JOB: Provide only the number of lines in the data below that contain the word "JSON".

------------------------------------------------------------

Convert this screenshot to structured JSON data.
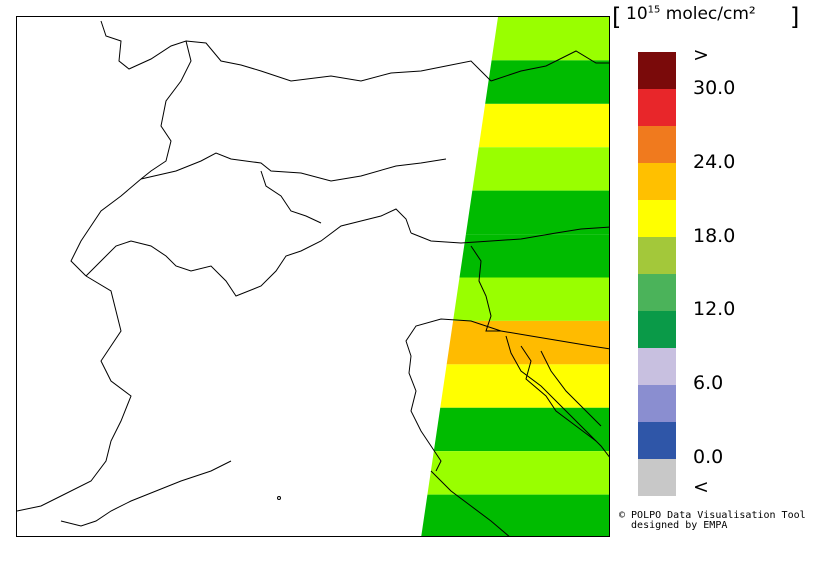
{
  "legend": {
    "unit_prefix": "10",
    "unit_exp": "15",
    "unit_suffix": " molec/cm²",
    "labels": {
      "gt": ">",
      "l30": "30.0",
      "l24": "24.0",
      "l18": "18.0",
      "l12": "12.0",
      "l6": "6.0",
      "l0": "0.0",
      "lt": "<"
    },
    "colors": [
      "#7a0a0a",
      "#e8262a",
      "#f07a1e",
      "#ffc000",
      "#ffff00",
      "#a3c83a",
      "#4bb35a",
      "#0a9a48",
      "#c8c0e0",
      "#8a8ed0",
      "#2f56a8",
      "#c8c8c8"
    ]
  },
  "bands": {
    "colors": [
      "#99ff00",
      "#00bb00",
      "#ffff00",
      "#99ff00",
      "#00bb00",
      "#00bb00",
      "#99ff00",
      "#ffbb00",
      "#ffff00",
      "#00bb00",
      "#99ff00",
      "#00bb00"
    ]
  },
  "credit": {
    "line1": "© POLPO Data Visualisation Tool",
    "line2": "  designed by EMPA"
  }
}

------------------------------------------------------------

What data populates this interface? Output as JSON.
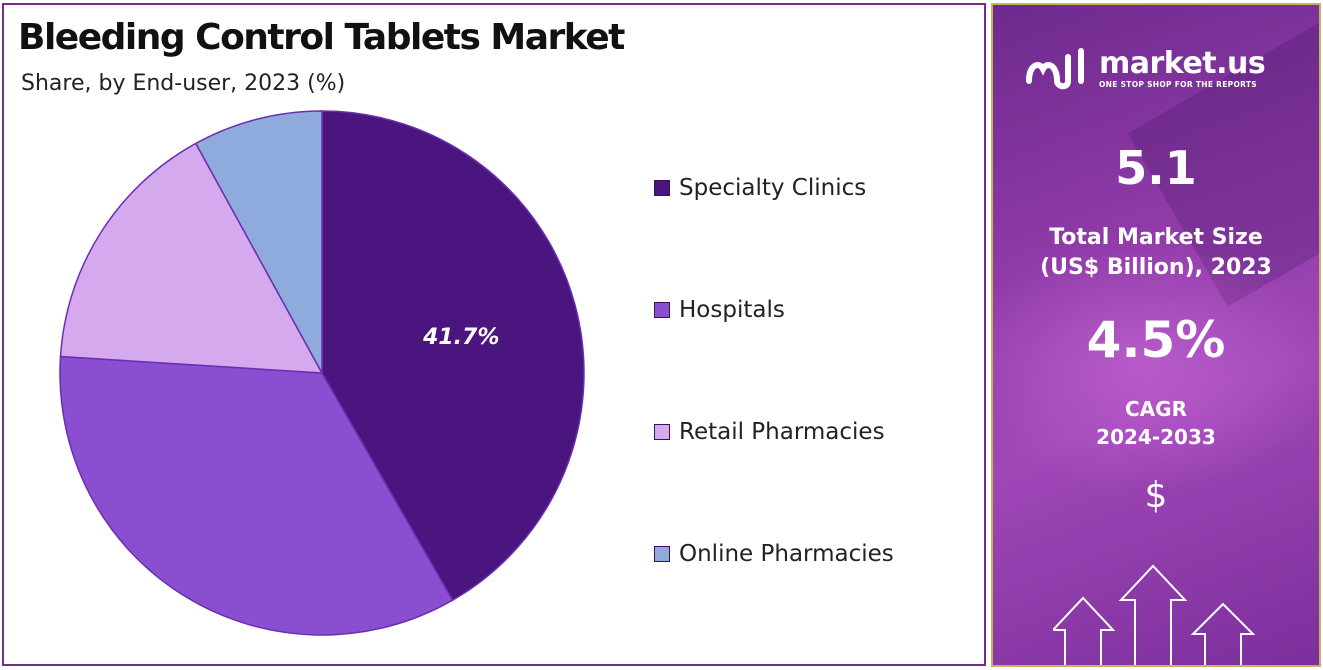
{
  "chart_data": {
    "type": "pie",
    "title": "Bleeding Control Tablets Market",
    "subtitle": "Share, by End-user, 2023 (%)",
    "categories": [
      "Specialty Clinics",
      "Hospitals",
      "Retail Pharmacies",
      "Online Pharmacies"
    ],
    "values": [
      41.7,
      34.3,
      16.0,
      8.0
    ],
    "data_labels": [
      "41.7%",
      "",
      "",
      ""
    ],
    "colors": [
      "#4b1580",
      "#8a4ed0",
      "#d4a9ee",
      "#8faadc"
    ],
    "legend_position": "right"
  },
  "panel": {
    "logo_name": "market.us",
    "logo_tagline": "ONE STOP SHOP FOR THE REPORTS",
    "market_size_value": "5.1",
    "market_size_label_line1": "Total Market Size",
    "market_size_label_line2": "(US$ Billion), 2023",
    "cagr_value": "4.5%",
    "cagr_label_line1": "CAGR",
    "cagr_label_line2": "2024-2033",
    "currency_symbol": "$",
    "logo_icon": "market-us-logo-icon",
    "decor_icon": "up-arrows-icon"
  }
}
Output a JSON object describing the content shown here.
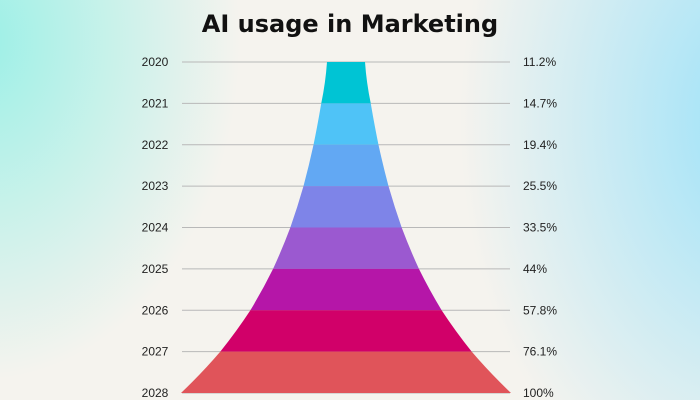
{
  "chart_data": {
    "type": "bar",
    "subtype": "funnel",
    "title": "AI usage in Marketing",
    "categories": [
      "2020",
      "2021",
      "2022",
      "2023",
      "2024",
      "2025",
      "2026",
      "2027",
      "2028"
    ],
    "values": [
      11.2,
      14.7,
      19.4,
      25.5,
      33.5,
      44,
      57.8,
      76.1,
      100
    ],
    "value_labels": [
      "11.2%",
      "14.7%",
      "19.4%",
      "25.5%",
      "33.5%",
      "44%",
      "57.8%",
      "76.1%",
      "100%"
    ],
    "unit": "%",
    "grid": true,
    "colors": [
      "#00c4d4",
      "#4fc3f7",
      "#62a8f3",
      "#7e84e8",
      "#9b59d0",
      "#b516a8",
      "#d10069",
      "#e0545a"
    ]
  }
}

------------------------------------------------------------

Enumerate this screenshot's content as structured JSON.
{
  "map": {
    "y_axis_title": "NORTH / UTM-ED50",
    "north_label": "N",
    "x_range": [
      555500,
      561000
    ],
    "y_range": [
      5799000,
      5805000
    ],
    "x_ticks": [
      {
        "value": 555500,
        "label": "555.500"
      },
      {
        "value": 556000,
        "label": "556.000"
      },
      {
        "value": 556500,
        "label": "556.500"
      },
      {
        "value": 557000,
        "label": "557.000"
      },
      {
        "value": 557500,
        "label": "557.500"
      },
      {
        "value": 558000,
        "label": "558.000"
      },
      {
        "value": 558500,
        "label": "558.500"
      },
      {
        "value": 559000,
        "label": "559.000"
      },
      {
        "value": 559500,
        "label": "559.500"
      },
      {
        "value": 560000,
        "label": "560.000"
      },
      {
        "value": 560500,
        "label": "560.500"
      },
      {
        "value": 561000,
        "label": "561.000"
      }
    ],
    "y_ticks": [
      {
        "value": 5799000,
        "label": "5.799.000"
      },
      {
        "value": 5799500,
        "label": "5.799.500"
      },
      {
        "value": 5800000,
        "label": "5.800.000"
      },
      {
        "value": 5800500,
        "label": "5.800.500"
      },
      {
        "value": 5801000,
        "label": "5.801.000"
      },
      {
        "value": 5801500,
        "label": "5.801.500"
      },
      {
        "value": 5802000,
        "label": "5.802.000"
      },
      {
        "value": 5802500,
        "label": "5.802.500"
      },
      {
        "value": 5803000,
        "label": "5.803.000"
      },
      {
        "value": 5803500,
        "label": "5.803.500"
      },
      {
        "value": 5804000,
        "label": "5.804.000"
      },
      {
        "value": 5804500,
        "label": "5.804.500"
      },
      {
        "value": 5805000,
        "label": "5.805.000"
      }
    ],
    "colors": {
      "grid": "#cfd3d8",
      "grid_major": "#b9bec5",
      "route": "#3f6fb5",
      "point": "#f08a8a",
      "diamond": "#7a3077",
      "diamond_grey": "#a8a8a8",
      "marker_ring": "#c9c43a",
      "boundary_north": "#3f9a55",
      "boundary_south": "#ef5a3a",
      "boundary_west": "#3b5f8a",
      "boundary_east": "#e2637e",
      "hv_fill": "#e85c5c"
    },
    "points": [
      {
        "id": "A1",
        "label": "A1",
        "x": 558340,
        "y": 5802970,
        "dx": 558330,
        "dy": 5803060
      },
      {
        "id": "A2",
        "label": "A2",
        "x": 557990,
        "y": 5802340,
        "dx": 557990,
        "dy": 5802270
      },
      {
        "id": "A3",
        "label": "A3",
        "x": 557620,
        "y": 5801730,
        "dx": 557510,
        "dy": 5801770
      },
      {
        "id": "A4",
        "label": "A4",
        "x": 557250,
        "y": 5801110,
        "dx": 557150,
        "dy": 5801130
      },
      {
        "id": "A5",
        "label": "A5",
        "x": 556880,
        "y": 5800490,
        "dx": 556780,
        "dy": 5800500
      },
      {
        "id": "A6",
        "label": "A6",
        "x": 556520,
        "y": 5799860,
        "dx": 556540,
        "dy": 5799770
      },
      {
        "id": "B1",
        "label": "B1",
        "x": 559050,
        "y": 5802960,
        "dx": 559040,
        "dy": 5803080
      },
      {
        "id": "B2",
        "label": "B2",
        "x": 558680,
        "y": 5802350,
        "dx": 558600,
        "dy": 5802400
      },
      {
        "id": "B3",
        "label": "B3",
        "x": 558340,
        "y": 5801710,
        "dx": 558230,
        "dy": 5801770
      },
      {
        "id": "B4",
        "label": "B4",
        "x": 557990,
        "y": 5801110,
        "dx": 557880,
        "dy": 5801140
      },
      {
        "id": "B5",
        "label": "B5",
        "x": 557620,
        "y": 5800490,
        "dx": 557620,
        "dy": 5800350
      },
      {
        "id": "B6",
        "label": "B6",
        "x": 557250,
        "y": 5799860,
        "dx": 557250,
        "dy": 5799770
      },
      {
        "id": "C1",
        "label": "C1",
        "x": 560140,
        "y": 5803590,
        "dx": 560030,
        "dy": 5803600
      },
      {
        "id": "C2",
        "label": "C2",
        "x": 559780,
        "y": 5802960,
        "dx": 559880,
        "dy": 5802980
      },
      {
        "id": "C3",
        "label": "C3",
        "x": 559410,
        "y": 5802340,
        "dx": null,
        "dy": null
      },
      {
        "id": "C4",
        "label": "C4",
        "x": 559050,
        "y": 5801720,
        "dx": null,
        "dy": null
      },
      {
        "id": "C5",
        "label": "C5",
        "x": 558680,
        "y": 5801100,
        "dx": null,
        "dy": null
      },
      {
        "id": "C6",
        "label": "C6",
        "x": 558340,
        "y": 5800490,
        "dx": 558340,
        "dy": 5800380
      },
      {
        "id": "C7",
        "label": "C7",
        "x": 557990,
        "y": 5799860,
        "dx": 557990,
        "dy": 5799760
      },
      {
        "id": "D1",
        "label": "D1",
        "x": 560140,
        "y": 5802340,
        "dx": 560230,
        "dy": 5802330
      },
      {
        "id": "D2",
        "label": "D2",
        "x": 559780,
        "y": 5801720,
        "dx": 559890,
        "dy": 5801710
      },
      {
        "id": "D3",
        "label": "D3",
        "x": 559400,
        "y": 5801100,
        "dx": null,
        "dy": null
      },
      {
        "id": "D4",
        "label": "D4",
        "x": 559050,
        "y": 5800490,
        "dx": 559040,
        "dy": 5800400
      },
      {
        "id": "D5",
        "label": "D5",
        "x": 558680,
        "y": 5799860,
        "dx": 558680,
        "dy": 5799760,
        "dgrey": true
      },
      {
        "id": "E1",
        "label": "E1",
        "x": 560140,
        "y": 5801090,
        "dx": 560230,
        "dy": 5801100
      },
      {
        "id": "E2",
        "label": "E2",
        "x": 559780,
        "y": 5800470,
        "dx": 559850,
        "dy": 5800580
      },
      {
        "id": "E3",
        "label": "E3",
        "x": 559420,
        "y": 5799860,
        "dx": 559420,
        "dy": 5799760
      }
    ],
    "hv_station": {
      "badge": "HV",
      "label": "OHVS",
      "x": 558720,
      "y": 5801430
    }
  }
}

------------------------------------------------------------

SOLUTION FOR THIS EXERCISE: 4